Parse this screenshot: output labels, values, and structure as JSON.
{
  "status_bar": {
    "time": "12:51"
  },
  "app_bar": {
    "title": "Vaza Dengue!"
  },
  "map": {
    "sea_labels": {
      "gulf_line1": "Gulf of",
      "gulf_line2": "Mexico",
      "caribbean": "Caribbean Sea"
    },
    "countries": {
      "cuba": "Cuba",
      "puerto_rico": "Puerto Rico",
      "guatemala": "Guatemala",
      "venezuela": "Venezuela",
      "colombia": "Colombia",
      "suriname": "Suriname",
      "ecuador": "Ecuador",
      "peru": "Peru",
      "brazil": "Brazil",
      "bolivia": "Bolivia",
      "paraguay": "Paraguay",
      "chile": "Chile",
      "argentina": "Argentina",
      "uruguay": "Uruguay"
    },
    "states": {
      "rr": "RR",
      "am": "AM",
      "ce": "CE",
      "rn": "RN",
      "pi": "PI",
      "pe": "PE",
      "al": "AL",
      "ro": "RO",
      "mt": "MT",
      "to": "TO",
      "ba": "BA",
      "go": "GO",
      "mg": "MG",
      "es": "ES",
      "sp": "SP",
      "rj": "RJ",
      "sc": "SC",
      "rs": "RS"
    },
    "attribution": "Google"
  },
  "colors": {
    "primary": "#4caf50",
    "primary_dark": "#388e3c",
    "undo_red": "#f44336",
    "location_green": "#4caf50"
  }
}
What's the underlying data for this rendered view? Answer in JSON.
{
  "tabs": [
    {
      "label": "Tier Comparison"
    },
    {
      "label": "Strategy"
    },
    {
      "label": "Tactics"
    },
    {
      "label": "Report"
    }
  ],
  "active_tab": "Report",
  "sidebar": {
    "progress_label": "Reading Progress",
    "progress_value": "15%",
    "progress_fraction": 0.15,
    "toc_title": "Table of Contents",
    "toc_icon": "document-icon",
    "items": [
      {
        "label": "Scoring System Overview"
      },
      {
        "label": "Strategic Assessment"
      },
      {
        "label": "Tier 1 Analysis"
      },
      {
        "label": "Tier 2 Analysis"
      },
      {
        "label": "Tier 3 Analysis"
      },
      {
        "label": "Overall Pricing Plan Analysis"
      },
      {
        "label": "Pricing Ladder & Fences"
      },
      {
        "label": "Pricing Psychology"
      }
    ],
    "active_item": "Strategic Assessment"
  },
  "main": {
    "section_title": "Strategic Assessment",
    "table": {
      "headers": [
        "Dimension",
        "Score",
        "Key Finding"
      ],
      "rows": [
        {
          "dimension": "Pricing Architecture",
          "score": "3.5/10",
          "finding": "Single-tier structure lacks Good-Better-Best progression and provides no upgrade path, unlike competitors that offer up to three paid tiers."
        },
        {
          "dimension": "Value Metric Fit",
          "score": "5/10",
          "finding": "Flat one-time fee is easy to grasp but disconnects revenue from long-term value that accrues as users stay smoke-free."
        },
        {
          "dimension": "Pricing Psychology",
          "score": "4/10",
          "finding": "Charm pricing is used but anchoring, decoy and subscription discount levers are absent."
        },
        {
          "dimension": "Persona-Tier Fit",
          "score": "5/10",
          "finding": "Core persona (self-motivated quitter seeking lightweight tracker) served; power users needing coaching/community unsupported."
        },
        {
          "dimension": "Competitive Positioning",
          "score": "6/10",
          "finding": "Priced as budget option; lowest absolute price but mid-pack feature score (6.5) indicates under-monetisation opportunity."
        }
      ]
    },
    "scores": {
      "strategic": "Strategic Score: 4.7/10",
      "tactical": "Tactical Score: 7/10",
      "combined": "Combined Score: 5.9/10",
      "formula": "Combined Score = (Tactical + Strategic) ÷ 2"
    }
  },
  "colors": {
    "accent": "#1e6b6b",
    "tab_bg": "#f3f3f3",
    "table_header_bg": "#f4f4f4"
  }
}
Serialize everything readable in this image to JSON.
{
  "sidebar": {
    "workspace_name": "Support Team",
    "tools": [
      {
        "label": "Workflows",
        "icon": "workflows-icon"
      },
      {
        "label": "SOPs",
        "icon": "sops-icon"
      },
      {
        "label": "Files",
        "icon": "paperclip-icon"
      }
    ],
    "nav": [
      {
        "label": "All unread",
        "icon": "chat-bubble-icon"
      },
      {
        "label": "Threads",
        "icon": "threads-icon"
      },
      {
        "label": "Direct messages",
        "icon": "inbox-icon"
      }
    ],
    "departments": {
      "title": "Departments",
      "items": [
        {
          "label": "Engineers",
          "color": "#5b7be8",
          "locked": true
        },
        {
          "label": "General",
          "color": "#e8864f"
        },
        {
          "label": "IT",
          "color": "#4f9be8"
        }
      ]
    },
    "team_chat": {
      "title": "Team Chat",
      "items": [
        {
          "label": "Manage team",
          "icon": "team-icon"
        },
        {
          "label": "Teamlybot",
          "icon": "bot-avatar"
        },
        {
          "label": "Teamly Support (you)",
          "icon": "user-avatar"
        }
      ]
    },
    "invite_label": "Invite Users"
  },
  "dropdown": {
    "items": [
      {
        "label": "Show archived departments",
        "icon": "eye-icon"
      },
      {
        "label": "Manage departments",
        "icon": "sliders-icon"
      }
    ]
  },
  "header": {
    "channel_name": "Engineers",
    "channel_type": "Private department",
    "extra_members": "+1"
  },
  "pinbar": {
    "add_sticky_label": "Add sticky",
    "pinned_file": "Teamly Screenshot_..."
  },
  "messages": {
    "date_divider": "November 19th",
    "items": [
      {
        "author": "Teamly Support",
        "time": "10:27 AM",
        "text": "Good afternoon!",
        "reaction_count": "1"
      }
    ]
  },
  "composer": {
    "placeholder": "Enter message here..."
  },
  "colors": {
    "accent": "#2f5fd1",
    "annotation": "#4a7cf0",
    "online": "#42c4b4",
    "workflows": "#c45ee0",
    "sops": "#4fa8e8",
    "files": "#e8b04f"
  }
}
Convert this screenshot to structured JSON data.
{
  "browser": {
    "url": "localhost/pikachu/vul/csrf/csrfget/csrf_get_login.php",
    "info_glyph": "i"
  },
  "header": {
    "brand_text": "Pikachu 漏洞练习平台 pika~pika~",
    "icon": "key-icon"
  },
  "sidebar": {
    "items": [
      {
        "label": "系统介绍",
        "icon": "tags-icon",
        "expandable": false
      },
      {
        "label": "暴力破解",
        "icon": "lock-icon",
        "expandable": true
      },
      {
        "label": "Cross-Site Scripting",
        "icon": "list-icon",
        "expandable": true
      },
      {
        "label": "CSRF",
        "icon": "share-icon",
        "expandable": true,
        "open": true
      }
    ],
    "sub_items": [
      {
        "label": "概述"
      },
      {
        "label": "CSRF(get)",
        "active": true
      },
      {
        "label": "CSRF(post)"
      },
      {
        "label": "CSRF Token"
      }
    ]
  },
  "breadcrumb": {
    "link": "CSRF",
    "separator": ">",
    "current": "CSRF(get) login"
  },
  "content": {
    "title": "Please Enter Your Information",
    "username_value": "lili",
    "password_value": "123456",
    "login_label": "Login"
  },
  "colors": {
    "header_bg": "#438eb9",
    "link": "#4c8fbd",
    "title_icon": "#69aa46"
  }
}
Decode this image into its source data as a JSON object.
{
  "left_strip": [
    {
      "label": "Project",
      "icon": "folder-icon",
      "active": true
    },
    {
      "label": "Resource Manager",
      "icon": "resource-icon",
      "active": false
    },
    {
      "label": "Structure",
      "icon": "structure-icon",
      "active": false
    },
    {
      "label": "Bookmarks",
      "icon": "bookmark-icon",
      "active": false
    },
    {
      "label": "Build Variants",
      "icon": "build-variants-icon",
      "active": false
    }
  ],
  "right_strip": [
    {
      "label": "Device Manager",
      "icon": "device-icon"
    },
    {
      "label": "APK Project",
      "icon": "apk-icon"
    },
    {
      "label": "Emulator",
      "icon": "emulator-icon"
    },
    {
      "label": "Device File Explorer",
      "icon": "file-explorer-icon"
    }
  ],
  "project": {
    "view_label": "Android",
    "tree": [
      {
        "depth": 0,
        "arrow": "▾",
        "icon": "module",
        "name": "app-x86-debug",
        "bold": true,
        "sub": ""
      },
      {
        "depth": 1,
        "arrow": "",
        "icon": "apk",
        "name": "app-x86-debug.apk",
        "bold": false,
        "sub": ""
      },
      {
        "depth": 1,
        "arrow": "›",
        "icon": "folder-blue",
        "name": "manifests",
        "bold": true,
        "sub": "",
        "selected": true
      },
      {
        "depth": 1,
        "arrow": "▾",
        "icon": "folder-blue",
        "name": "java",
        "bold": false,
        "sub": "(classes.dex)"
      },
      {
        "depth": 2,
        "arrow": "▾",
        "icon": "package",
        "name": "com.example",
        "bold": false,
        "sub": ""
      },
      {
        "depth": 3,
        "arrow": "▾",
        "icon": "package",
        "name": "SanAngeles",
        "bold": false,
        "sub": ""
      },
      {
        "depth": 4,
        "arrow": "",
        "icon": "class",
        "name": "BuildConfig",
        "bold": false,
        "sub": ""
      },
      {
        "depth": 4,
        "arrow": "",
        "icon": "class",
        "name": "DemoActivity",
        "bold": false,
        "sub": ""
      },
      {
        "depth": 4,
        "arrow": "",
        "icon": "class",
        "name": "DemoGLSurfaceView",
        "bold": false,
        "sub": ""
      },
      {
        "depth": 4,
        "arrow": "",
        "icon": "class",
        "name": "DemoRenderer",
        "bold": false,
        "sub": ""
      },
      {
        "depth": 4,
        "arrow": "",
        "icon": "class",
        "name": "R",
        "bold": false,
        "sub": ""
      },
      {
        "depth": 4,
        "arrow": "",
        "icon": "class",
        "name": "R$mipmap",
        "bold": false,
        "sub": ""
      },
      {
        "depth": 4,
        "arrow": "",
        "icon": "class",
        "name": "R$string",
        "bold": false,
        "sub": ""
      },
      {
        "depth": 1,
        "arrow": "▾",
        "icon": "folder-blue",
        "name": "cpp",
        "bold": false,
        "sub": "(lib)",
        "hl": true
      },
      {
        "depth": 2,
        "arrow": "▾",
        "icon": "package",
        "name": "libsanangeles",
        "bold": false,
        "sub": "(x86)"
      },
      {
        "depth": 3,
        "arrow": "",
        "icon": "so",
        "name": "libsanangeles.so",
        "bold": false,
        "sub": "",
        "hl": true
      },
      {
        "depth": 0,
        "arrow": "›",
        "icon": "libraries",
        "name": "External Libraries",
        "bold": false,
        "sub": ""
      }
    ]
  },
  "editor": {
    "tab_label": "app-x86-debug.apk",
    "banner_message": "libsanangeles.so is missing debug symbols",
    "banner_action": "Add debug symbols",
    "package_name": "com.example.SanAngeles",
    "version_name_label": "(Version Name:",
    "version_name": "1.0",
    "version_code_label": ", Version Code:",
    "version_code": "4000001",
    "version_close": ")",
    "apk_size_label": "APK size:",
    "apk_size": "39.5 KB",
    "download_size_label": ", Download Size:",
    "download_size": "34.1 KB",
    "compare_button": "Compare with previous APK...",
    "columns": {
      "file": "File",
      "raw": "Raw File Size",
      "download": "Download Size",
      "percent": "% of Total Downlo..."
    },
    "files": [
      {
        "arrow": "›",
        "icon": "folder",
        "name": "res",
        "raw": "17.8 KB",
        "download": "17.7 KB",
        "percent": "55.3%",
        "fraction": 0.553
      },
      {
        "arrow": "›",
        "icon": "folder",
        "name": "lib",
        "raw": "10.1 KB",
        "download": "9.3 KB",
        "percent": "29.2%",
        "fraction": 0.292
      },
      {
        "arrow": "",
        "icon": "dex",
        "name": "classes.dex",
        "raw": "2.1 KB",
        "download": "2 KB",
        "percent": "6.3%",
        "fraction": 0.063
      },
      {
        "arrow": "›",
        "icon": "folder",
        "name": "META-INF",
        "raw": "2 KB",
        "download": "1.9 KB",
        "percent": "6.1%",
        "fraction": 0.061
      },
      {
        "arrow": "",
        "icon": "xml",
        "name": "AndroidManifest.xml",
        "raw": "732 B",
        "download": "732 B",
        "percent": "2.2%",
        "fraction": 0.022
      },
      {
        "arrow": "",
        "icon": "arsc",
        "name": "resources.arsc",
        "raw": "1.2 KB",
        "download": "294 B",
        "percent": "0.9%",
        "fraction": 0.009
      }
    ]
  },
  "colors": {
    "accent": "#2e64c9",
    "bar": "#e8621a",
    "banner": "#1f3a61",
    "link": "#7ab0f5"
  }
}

· · · · · · ·

Challenge
Find the lines above that contain the word "data" and collect them.

Result of the task
What's the underlying data for this rendered view? Answer in JSON.
Convert this screenshot to structured JSON data.
Decode this image into its source data as a JSON object.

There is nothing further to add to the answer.